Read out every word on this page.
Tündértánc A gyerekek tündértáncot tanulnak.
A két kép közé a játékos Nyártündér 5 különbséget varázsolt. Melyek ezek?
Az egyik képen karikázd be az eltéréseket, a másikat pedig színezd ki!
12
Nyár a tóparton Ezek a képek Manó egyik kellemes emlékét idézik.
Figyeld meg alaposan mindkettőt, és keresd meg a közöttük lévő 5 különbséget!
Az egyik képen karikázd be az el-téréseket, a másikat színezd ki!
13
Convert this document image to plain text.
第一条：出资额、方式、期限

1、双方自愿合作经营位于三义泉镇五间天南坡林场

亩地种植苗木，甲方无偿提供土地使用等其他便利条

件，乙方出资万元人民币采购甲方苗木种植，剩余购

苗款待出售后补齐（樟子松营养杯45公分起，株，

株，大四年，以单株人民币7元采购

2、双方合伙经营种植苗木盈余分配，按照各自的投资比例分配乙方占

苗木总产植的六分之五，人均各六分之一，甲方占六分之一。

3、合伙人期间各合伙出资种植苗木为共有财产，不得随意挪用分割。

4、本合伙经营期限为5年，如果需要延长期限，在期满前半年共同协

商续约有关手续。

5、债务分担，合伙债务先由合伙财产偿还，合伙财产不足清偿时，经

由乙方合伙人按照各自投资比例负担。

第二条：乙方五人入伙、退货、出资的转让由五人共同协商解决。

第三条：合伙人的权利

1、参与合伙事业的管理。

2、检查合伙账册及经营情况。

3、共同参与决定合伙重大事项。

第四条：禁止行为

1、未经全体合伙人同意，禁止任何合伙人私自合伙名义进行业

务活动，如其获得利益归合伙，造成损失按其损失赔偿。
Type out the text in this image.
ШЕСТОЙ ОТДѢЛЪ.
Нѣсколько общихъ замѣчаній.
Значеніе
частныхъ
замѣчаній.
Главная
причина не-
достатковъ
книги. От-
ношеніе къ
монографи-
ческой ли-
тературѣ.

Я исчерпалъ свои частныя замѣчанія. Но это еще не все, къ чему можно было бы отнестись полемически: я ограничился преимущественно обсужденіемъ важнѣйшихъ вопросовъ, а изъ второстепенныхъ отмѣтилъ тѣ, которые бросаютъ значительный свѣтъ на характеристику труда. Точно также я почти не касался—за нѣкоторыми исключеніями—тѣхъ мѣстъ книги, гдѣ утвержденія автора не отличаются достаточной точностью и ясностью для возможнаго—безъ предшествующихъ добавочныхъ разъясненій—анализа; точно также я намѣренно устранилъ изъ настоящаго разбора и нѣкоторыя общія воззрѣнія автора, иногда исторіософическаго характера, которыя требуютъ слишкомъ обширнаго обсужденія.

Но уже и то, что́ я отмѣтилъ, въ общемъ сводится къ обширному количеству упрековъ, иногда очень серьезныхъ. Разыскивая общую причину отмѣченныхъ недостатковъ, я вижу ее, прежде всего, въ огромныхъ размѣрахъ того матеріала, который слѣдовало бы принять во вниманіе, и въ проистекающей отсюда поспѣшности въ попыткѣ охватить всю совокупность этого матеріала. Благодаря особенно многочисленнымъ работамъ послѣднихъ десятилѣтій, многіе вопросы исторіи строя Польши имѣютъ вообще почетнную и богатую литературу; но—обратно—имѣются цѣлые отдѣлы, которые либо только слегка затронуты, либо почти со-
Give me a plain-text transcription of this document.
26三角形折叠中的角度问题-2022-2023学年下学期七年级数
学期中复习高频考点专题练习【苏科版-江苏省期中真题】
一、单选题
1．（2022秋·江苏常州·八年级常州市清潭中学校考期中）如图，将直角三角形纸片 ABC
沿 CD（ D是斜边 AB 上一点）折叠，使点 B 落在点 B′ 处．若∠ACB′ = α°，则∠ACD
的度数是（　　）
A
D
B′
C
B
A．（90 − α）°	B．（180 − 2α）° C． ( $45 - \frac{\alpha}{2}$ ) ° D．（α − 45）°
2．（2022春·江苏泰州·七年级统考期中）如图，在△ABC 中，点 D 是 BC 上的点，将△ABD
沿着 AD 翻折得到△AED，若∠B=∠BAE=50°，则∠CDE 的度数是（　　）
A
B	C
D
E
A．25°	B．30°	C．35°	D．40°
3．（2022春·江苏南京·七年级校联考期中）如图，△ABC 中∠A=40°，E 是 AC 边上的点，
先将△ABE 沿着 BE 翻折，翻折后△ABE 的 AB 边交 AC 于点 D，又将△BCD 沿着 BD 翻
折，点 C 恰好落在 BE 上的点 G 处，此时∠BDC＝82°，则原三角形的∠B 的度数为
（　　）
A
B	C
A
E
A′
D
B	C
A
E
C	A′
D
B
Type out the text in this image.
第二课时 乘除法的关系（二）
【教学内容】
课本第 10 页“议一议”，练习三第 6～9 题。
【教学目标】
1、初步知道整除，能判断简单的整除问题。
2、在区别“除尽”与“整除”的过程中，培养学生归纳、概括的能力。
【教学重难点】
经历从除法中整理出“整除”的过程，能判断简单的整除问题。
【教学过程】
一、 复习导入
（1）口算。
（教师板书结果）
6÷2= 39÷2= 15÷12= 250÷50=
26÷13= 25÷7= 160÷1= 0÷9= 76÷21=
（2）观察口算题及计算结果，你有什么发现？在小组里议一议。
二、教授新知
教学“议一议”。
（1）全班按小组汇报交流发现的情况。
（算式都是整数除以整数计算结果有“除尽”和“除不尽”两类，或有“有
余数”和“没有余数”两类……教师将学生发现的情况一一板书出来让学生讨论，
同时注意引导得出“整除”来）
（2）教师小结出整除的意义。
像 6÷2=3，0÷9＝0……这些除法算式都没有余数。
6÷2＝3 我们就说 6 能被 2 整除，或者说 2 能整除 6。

Exercise brief. Using the data above, copy each line that contains "egyik".

Task response.
Az egyik képen karikázd be az eltéréseket, a másikat pedig színezd ki!
Nyár a tóparton Ezek a képek Manó egyik kellemes emlékét idézik.
Az egyik képen karikázd be az el-téréseket, a másikat színezd ki!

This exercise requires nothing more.